- **Provided passage**
^^^^^^^^^^^^^^^^
‘Unscientific exploitation led to depletion of medicinal plants’

March 14, 2012 05:06 pm | Updated 05:06 pm IST - KANNUR

Medicinal plants on display at an expo in connection with the Indian Biodiversity Congress in Thiruvananthapuram. A file photo.

Medicinal plants on display at an expo in connection with the Indian Biodiversity Congress in Thiruvananthapuram. A file photo.

Unscientific exploitation of forest resources and recurring incidents of forest fires have led to the depletion of medicinal plants in forest areas in the State, according to speakers in a workshop on protection of herbal plants here.

Inaugurating the one-day workshop for members of the Vana Samrakshana Samithis (VSS) under the Kannur Social Forestry Division here on Wednesday, Chief Forest Conservator (Northern Circle) D.K. Varma said that India is a leading country involved in management and protection of medicinal plants as the country has a rich-tradition of Ayurveda-based healing practices. However, the availability of medicinal plants had increased over the years as a result of reduction in the forest areas, encroachment and forest fires. In the State, there were 23 Ayurveda drugs-making companies including Oushadhi in the government sector, he pointed out. Though the State was known to have rich forest areas, herbal medicines from the State’s forest areas accounted for only 30 to 40 per cent of the total requirement in the State, he informed. Himalayan region is the other medicinal plants-rich area in the country, he stated.

Attributing the decline in the availability of the medicinal plants to unscientific exploitation of forest wealth and recurring incidents of forest fires, he called upon the VSS’ to cultivate herbal plants as a project under the Forest Development Authority. (FDA). The potential of the State for extending the area under cultivation of the medicinal plants should be tapped fully, he said adding that each VSS should initiate steps to cultivate the plants in their respective forest areas. The State once had a great reputation as a major source of medicinal plants, he said and noted that today cultivators in northern States were growing the plants in large areas. Medicinal plants were the beauty of the forests, he observed.

Divisional Forest Officer A. Ranjan said that the efforts to increase the quantity of medicinal plants in the State had gained importance as Ayurveda was now being recognised as an effective healing system. DFO (Flying Squad) John Mathew said that non-availability of genuine medicinal plants was also affecting the quality of Ayurveda concoctions.

The inaugural session was inaugurated by Social Forestry Division Assistant conservator K.M. Sreekumar. Forest Range Officer K. Premarajan was also present. Integrated Rural Technology Centre project co-ordinator M.K.P. Mavilayi and P.V. Dasan took classes at the workshop.
^^^^^^^^^^^^^^^^
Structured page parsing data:
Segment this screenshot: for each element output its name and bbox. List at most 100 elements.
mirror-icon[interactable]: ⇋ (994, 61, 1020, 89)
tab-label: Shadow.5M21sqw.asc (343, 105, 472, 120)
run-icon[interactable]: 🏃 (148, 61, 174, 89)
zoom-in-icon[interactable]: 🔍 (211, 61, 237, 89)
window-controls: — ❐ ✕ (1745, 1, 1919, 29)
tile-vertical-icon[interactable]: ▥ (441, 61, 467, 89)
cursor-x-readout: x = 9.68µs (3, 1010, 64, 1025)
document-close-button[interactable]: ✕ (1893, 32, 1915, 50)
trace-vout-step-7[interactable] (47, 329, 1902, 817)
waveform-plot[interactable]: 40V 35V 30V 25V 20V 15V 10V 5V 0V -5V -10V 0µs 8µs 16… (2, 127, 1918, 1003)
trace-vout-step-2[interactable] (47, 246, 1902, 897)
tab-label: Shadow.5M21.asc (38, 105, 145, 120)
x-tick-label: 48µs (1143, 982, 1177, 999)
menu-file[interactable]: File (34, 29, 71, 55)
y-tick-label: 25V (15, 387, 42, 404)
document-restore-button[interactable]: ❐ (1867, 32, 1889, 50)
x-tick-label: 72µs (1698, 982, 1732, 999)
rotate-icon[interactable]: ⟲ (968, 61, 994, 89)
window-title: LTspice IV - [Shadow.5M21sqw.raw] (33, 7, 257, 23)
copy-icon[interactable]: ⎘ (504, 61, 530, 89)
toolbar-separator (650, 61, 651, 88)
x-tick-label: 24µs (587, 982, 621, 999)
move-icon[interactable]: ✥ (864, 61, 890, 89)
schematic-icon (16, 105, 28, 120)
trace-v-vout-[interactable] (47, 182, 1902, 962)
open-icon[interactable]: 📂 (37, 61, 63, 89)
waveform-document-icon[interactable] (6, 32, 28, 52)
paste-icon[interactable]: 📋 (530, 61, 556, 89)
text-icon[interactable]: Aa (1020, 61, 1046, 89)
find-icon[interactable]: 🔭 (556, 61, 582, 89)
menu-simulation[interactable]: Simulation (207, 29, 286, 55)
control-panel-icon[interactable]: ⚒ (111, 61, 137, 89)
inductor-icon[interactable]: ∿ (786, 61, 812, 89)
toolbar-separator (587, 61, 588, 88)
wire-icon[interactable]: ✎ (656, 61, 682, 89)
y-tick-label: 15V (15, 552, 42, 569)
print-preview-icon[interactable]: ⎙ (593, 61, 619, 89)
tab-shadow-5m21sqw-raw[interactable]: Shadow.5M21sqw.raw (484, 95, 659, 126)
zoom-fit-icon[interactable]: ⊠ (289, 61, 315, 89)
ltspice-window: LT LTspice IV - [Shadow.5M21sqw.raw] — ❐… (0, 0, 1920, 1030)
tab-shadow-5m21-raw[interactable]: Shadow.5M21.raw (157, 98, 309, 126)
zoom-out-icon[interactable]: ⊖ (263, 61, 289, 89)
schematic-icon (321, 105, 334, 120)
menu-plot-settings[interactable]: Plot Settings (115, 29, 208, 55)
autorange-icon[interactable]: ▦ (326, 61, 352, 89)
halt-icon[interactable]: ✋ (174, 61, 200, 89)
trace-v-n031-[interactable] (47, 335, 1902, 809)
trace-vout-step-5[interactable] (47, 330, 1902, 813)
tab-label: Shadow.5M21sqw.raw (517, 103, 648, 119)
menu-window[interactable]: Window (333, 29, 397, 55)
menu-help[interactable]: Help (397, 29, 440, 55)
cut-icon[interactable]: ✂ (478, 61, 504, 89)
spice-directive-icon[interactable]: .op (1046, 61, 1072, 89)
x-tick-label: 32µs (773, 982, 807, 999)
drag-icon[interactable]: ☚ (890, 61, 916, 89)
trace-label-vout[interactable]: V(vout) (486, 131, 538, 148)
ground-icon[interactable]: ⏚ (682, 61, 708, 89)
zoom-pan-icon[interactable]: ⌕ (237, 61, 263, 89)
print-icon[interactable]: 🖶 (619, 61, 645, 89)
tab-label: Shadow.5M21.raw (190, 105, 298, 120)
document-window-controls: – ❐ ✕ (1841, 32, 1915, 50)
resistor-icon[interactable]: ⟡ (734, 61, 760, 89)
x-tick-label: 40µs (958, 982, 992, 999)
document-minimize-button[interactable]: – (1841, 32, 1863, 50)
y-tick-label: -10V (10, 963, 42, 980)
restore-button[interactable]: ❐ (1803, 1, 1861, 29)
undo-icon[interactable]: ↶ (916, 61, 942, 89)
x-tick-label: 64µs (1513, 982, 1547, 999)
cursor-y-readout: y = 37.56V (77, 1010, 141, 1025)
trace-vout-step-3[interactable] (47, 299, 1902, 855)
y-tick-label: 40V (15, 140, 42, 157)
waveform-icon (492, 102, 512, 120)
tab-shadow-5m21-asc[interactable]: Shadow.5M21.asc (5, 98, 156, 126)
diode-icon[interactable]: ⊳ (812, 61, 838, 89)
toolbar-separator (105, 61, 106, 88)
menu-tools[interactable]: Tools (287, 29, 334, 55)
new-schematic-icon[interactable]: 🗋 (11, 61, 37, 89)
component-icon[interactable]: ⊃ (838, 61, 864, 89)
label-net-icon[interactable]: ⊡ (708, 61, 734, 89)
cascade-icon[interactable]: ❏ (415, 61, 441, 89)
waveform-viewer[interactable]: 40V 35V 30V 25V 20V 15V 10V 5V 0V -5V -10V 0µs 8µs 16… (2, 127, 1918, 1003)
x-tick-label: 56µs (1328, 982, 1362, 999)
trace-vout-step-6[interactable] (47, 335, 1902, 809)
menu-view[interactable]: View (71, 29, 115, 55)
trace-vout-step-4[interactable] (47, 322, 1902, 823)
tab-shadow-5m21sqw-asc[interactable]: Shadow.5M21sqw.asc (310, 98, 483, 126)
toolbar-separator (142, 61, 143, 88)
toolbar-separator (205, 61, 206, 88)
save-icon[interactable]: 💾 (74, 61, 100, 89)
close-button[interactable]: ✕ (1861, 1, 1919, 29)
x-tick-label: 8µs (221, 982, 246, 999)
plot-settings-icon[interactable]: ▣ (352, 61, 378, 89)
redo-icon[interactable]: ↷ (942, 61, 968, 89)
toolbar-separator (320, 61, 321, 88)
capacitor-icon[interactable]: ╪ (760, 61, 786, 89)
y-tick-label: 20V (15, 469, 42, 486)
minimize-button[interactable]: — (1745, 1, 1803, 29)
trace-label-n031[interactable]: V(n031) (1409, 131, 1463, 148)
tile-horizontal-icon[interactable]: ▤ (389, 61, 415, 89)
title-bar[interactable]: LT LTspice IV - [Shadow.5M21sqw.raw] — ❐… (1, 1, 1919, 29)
^^^^^^^^^^^^^^^^
- **What you need to do**
How would you translate this sentence from the article on medicinal plants into Spanish: "Medicinal plants were the beauty of the forests, he observed." The items above are separate material, unrelated to the article on medicinal plants.

- **Exercise result**
Las plantas medicinales eran la belleza de los bosques, observó él.